Your instructions
Please pull out every line that includes the string "these".

Provided records
━━━━━━━━━━

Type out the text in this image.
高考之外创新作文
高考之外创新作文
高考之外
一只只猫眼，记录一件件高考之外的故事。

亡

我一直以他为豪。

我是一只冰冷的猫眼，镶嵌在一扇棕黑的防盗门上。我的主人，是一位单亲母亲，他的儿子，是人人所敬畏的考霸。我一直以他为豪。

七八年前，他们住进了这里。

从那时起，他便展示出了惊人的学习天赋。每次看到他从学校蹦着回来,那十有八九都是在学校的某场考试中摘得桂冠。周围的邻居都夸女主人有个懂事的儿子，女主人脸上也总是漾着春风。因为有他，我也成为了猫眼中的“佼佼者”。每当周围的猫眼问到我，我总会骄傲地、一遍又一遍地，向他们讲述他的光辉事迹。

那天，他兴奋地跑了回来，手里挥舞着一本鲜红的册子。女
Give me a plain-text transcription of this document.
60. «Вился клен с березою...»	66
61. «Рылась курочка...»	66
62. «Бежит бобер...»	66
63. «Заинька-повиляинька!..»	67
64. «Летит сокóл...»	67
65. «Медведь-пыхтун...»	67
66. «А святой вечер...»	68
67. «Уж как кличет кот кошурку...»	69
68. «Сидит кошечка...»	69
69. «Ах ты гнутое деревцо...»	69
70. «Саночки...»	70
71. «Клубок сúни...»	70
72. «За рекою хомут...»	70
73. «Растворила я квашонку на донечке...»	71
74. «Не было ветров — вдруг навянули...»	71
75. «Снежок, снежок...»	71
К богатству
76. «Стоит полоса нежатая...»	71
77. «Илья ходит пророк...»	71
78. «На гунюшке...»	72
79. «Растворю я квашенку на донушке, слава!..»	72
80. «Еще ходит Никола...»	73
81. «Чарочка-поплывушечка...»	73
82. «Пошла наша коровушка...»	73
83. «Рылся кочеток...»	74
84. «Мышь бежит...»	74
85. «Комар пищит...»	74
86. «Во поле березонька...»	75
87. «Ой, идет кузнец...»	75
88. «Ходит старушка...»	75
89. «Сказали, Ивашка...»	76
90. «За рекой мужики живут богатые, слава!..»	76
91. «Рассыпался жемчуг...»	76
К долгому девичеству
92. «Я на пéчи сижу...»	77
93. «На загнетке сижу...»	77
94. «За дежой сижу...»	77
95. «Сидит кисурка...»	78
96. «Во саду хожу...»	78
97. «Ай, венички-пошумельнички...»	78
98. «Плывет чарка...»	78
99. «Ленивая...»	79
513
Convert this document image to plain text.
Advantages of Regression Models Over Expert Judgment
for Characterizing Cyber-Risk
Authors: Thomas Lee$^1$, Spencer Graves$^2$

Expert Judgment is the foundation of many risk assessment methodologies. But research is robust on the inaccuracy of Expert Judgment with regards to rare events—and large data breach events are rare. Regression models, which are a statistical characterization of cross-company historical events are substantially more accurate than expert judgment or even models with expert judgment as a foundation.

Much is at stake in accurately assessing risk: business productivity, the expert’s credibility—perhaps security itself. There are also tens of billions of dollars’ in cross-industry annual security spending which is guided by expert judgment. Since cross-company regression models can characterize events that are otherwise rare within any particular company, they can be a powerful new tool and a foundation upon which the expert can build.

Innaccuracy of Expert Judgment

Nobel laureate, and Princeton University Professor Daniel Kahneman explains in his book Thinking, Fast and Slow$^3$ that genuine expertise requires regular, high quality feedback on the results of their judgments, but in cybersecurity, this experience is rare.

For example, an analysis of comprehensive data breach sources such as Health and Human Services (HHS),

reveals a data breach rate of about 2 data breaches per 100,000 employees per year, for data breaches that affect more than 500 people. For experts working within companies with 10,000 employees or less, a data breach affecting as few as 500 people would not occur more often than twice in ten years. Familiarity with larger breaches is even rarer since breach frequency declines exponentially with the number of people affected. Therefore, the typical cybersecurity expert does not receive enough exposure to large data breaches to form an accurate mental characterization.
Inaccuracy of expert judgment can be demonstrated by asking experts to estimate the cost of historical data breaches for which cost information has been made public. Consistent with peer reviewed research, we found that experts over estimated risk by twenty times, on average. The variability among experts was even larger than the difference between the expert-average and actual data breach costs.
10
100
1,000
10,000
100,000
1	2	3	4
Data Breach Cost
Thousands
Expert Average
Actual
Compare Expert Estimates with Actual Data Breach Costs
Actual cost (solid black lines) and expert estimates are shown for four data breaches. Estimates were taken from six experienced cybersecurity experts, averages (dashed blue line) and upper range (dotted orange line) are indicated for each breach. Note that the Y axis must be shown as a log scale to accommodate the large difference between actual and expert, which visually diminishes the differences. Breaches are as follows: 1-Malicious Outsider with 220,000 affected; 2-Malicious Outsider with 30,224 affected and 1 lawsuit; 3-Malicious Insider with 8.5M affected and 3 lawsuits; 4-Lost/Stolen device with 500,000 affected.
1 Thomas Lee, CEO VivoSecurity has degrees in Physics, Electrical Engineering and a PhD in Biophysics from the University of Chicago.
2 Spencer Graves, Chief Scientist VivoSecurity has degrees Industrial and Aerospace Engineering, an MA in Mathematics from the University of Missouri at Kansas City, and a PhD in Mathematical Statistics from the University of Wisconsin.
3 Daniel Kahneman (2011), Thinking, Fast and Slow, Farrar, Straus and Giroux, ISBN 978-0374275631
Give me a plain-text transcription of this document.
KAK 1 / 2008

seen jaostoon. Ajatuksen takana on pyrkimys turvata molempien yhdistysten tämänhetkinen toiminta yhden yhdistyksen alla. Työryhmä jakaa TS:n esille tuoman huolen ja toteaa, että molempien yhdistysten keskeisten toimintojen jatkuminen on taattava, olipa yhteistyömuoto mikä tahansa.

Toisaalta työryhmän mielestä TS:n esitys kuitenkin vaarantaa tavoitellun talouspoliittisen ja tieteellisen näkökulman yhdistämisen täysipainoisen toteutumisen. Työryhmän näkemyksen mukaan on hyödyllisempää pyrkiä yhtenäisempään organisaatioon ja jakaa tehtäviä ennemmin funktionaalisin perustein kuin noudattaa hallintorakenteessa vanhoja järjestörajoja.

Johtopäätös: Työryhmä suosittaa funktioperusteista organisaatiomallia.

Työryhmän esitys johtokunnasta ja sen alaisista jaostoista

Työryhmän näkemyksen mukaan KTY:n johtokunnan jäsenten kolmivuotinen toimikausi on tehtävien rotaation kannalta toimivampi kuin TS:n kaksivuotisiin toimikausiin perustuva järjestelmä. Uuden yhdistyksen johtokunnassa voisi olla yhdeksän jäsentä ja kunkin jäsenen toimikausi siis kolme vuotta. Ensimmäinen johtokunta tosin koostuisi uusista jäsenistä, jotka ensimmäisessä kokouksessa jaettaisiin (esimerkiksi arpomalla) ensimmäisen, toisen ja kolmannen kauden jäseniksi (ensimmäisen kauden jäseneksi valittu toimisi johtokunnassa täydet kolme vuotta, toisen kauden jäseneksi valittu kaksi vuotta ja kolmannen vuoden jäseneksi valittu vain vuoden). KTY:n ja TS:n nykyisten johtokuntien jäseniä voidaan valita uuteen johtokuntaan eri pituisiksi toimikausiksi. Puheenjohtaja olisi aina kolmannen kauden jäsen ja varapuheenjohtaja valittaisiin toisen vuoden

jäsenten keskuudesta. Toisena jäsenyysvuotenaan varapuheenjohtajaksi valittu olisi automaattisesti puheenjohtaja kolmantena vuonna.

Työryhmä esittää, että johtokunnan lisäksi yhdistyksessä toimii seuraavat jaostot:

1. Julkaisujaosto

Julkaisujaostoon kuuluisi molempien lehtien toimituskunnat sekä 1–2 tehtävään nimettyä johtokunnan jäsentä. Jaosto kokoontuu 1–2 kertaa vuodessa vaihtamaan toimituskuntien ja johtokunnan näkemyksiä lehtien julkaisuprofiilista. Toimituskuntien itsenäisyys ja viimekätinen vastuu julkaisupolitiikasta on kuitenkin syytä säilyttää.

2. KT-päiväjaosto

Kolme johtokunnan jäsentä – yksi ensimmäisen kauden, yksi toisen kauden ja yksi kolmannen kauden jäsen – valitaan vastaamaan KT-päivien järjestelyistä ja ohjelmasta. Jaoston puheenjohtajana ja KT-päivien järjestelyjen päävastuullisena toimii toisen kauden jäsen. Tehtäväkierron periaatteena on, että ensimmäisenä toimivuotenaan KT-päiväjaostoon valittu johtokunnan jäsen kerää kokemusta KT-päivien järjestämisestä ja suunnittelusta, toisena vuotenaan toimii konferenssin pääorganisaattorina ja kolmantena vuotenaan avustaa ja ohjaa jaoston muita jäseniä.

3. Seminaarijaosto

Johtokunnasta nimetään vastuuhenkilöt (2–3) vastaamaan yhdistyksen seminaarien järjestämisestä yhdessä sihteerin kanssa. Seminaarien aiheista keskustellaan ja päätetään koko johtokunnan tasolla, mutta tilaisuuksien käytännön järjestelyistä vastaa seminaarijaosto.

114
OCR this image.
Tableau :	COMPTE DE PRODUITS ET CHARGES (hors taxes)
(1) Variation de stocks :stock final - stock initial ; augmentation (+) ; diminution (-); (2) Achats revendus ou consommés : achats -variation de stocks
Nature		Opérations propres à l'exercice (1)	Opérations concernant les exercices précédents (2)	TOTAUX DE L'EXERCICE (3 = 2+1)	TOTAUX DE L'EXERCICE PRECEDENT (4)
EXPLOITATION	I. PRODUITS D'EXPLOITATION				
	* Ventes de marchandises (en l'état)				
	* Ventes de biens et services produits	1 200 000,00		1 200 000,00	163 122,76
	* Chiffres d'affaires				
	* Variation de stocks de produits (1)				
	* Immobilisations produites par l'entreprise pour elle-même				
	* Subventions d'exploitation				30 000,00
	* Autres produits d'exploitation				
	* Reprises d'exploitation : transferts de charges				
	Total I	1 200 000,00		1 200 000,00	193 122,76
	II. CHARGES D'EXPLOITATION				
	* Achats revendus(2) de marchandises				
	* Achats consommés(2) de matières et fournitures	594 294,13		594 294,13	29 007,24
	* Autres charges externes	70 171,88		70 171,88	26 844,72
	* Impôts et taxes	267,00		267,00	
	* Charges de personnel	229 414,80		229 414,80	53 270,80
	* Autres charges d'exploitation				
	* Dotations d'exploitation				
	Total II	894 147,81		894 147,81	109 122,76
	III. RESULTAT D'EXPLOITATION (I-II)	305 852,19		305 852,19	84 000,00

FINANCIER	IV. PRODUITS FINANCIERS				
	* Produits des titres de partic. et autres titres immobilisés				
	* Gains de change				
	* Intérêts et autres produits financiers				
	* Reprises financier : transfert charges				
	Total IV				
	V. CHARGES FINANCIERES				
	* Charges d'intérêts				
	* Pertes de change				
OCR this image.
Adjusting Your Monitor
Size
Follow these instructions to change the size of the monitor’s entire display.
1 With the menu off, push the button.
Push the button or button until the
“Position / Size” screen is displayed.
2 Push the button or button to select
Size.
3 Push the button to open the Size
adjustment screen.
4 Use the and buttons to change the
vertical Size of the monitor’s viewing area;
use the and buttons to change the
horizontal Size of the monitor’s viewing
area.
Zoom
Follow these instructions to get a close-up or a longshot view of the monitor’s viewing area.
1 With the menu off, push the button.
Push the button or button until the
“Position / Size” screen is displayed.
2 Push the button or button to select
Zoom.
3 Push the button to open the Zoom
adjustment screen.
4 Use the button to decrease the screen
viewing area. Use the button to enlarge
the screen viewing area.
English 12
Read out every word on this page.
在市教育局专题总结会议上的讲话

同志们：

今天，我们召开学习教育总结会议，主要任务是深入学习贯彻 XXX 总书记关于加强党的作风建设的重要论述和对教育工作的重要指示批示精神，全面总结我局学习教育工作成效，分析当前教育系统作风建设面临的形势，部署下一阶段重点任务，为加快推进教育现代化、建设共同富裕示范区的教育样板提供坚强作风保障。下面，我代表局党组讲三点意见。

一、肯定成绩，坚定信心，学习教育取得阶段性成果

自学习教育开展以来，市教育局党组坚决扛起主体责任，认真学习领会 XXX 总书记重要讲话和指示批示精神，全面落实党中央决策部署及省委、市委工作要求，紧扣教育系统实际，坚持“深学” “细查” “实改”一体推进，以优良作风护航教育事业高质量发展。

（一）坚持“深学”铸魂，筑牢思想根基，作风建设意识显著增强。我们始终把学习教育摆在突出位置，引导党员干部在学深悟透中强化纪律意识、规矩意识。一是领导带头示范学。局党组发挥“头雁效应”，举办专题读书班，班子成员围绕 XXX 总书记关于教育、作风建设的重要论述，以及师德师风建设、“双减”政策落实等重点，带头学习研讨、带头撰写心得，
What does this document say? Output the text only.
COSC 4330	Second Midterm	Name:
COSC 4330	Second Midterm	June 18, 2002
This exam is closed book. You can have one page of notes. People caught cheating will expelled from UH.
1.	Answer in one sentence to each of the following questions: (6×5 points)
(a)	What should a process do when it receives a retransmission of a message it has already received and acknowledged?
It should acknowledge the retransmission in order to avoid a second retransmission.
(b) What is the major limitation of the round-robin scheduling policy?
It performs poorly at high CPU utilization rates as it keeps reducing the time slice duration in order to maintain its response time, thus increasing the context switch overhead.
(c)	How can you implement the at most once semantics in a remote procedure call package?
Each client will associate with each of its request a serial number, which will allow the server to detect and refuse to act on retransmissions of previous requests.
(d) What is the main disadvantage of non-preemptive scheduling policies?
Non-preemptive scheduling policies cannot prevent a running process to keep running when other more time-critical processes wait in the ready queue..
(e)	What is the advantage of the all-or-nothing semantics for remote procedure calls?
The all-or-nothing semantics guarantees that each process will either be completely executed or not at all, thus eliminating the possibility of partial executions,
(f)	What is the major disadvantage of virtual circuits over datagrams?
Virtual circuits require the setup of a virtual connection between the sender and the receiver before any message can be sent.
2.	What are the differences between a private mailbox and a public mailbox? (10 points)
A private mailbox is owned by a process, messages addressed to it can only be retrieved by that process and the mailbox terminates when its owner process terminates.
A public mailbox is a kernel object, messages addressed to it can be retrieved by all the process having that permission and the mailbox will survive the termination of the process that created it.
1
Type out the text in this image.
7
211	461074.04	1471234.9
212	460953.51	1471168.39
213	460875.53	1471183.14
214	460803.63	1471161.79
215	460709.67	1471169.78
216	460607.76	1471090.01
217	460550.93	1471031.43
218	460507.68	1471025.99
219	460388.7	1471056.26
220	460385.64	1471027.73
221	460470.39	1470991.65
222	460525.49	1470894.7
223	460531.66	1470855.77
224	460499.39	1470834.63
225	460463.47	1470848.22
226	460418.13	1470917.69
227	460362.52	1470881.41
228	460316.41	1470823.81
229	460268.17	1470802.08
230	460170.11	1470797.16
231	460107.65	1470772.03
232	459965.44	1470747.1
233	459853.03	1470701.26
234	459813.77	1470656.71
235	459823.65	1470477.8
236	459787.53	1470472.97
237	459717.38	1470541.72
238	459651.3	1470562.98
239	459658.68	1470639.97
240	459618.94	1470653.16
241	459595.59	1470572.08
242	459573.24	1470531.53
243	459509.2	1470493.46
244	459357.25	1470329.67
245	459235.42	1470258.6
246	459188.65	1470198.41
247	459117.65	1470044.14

━━━━━━━━━━

Solved problem
Follow these instructions to change the size of the monitor’s entire display.
Follow these instructions to get a close-up or a longshot view of the monitor’s viewing area.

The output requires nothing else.